Copy out all the records, word for word.
--- Start Provided entries ---
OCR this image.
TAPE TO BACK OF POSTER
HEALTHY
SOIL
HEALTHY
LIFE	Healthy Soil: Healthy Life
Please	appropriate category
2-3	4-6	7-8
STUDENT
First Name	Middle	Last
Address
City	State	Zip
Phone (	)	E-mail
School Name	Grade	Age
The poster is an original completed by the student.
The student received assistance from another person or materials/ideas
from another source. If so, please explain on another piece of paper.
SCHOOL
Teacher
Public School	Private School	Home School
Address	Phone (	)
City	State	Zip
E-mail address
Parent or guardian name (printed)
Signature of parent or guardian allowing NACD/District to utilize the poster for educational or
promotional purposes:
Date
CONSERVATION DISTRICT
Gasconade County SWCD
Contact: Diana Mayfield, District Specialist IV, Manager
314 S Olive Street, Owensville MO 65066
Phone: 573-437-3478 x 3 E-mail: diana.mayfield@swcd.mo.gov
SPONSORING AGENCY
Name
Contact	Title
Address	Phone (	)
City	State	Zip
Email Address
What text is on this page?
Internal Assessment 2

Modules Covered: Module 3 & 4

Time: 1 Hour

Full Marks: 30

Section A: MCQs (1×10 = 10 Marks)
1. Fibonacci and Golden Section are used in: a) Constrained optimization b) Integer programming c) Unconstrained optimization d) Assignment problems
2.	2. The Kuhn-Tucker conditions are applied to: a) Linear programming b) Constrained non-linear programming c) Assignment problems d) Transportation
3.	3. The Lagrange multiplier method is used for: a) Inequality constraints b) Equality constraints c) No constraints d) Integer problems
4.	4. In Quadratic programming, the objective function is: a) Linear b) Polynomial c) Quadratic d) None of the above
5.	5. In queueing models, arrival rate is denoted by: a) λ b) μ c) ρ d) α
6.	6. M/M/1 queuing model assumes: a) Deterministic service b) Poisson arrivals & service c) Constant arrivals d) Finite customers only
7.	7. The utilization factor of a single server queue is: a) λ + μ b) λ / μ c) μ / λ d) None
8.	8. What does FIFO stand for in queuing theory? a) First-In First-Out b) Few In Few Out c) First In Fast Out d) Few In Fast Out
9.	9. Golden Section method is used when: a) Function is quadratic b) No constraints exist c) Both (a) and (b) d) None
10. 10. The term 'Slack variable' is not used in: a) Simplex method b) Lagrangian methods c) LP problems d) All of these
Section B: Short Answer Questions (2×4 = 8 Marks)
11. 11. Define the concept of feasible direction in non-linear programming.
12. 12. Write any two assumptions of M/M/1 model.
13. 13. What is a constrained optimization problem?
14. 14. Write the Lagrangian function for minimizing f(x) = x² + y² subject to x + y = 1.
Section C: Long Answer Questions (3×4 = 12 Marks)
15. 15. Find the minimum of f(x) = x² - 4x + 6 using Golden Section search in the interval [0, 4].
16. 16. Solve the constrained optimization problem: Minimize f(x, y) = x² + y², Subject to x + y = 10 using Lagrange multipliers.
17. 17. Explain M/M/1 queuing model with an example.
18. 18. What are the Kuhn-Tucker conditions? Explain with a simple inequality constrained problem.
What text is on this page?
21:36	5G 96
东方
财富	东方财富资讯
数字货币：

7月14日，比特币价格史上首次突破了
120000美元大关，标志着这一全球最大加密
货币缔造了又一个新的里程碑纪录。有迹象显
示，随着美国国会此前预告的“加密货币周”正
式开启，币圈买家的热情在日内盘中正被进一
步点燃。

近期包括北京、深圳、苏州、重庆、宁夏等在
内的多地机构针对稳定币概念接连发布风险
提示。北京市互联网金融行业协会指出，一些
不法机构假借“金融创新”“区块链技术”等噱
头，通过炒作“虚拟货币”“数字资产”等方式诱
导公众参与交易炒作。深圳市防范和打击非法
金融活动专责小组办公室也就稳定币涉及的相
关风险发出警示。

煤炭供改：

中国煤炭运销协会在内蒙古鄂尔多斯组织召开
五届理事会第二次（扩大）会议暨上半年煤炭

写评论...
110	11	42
--- End Provided entries ---
> **Output of the task**:
OCR this image.
TAPE TO BACK OF POSTER
HEALTHY
SOIL
HEALTHY
LIFE	Healthy Soil: Healthy Life
Please	appropriate category
2-3	4-6	7-8
STUDENT
First Name	Middle	Last
Address
City	State	Zip
Phone (	)	E-mail
School Name	Grade	Age
The poster is an original completed by the student.
The student received assistance from another person or materials/ideas
from another source. If so, please explain on another piece of paper.
SCHOOL
Teacher
Public School	Private School	Home School
Address	Phone (	)
City	State	Zip
E-mail address
Parent or guardian name (printed)
Signature of parent or guardian allowing NACD/District to utilize the poster for educational or
promotional purposes:
Date
CONSERVATION DISTRICT
Gasconade County SWCD
Contact: Diana Mayfield, District Specialist IV, Manager
314 S Olive Street, Owensville MO 65066
Phone: 573-437-3478 x 3 E-mail: diana.mayfield@swcd.mo.gov
SPONSORING AGENCY
Name
Contact	Title
Address	Phone (	)
City	State	Zip
Email Address
What text is on this page?
Internal Assessment 2

Modules Covered: Module 3 & 4

Time: 1 Hour

Full Marks: 30

Section A: MCQs (1×10 = 10 Marks)
1. Fibonacci and Golden Section are used in: a) Constrained optimization b) Integer programming c) Unconstrained optimization d) Assignment problems
2.	2. The Kuhn-Tucker conditions are applied to: a) Linear programming b) Constrained non-linear programming c) Assignment problems d) Transportation
3.	3. The Lagrange multiplier method is used for: a) Inequality constraints b) Equality constraints c) No constraints d) Integer problems
4.	4. In Quadratic programming, the objective function is: a) Linear b) Polynomial c) Quadratic d) None of the above
5.	5. In queueing models, arrival rate is denoted by: a) λ b) μ c) ρ d) α
6.	6. M/M/1 queuing model assumes: a) Deterministic service b) Poisson arrivals & service c) Constant arrivals d) Finite customers only
7.	7. The utilization factor of a single server queue is: a) λ + μ b) λ / μ c) μ / λ d) None
8.	8. What does FIFO stand for in queuing theory? a) First-In First-Out b) Few In Few Out c) First In Fast Out d) Few In Fast Out
9.	9. Golden Section method is used when: a) Function is quadratic b) No constraints exist c) Both (a) and (b) d) None
10. 10. The term 'Slack variable' is not used in: a) Simplex method b) Lagrangian methods c) LP problems d) All of these
Section B: Short Answer Questions (2×4 = 8 Marks)
11. 11. Define the concept of feasible direction in non-linear programming.
12. 12. Write any two assumptions of M/M/1 model.
13. 13. What is a constrained optimization problem?
14. 14. Write the Lagrangian function for minimizing f(x) = x² + y² subject to x + y = 1.
Section C: Long Answer Questions (3×4 = 12 Marks)
15. 15. Find the minimum of f(x) = x² - 4x + 6 using Golden Section search in the interval [0, 4].
16. 16. Solve the constrained optimization problem: Minimize f(x, y) = x² + y², Subject to x + y = 10 using Lagrange multipliers.
17. 17. Explain M/M/1 queuing model with an example.
18. 18. What are the Kuhn-Tucker conditions? Explain with a simple inequality constrained problem.
What text is on this page?
21:36	5G 96
东方
财富	东方财富资讯
数字货币：

7月14日，比特币价格史上首次突破了
120000美元大关，标志着这一全球最大加密
货币缔造了又一个新的里程碑纪录。有迹象显
示，随着美国国会此前预告的“加密货币周”正
式开启，币圈买家的热情在日内盘中正被进一
步点燃。

近期包括北京、深圳、苏州、重庆、宁夏等在
内的多地机构针对稳定币概念接连发布风险
提示。北京市互联网金融行业协会指出，一些
不法机构假借“金融创新”“区块链技术”等噱
头，通过炒作“虚拟货币”“数字资产”等方式诱
导公众参与交易炒作。深圳市防范和打击非法
金融活动专责小组办公室也就稳定币涉及的相
关风险发出警示。

煤炭供改：

中国煤炭运销协会在内蒙古鄂尔多斯组织召开
五届理事会第二次（扩大）会议暨上半年煤炭

写评论...
110	11	42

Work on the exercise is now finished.